OBJECTIVE: Every line containing the word "color" needs to be found and copied.

A block of data:
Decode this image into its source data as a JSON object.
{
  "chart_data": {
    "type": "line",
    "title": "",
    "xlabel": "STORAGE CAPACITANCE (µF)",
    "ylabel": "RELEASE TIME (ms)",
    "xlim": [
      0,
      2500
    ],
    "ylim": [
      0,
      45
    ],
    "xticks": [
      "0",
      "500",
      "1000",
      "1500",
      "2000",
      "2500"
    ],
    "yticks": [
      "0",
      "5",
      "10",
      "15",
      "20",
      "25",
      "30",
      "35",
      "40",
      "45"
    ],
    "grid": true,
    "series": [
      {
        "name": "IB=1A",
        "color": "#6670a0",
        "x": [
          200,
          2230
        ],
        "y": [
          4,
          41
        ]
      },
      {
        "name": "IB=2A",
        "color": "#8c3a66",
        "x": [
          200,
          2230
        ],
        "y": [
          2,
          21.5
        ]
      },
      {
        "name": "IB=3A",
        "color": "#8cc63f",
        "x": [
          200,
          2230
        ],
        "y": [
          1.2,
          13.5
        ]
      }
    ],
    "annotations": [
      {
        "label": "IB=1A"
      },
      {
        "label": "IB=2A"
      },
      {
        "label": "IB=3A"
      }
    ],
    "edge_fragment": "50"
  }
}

SOLUTION TO THE EXERCISE:
        "color": "#6670a0",
        "color": "#8c3a66",
        "color": "#8cc63f",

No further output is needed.